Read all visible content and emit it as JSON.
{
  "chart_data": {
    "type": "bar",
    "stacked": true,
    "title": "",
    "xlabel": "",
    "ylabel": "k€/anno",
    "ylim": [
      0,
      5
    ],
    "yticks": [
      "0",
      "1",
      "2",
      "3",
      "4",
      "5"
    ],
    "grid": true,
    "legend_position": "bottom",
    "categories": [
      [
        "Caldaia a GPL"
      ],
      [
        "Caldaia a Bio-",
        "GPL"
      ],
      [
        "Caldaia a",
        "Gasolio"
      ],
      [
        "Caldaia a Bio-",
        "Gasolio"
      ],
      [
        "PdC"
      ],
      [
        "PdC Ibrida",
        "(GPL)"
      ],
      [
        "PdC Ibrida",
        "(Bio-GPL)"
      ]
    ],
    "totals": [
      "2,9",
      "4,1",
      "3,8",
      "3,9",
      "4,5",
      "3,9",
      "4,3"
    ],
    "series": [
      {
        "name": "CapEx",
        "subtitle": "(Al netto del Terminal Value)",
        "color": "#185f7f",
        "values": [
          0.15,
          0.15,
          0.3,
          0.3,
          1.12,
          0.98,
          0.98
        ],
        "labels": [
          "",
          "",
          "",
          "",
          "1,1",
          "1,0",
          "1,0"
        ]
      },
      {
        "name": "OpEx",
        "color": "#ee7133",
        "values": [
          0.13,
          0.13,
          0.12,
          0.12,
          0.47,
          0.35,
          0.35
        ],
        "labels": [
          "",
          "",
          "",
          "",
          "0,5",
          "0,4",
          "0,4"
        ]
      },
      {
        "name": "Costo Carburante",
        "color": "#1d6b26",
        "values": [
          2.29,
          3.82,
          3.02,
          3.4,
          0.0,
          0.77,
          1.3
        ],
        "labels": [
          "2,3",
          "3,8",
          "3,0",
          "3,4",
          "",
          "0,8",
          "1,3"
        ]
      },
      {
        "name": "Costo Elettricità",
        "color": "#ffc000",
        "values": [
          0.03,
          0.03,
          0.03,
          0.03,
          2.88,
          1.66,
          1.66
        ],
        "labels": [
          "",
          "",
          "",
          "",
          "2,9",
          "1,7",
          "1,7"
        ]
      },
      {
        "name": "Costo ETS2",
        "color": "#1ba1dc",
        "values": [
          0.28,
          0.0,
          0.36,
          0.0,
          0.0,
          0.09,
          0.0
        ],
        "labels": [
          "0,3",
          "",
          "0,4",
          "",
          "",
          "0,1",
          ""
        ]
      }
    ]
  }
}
--------------------------------------------------
◆ Exercise objective: The records above need to be transcribed in full. Keep every character unchanged.

◆ Correct output:
Read all visible content and emit it as JSON.
{
  "chart_data": {
    "type": "bar",
    "stacked": true,
    "title": "",
    "xlabel": "",
    "ylabel": "k€/anno",
    "ylim": [
      0,
      5
    ],
    "yticks": [
      "0",
      "1",
      "2",
      "3",
      "4",
      "5"
    ],
    "grid": true,
    "legend_position": "bottom",
    "categories": [
      [
        "Caldaia a GPL"
      ],
      [
        "Caldaia a Bio-",
        "GPL"
      ],
      [
        "Caldaia a",
        "Gasolio"
      ],
      [
        "Caldaia a Bio-",
        "Gasolio"
      ],
      [
        "PdC"
      ],
      [
        "PdC Ibrida",
        "(GPL)"
      ],
      [
        "PdC Ibrida",
        "(Bio-GPL)"
      ]
    ],
    "totals": [
      "2,9",
      "4,1",
      "3,8",
      "3,9",
      "4,5",
      "3,9",
      "4,3"
    ],
    "series": [
      {
        "name": "CapEx",
        "subtitle": "(Al netto del Terminal Value)",
        "color": "#185f7f",
        "values": [
          0.15,
          0.15,
          0.3,
          0.3,
          1.12,
          0.98,
          0.98
        ],
        "labels": [
          "",
          "",
          "",
          "",
          "1,1",
          "1,0",
          "1,0"
        ]
      },
      {
        "name": "OpEx",
        "color": "#ee7133",
        "values": [
          0.13,
          0.13,
          0.12,
          0.12,
          0.47,
          0.35,
          0.35
        ],
        "labels": [
          "",
          "",
          "",
          "",
          "0,5",
          "0,4",
          "0,4"
        ]
      },
      {
        "name": "Costo Carburante",
        "color": "#1d6b26",
        "values": [
          2.29,
          3.82,
          3.02,
          3.4,
          0.0,
          0.77,
          1.3
        ],
        "labels": [
          "2,3",
          "3,8",
          "3,0",
          "3,4",
          "",
          "0,8",
          "1,3"
        ]
      },
      {
        "name": "Costo Elettricità",
        "color": "#ffc000",
        "values": [
          0.03,
          0.03,
          0.03,
          0.03,
          2.88,
          1.66,
          1.66
        ],
        "labels": [
          "",
          "",
          "",
          "",
          "2,9",
          "1,7",
          "1,7"
        ]
      },
      {
        "name": "Costo ETS2",
        "color": "#1ba1dc",
        "values": [
          0.28,
          0.0,
          0.36,
          0.0,
          0.0,
          0.09,
          0.0
        ],
        "labels": [
          "0,3",
          "",
          "0,4",
          "",
          "",
          "0,1",
          ""
        ]
      }
    ]
  }
}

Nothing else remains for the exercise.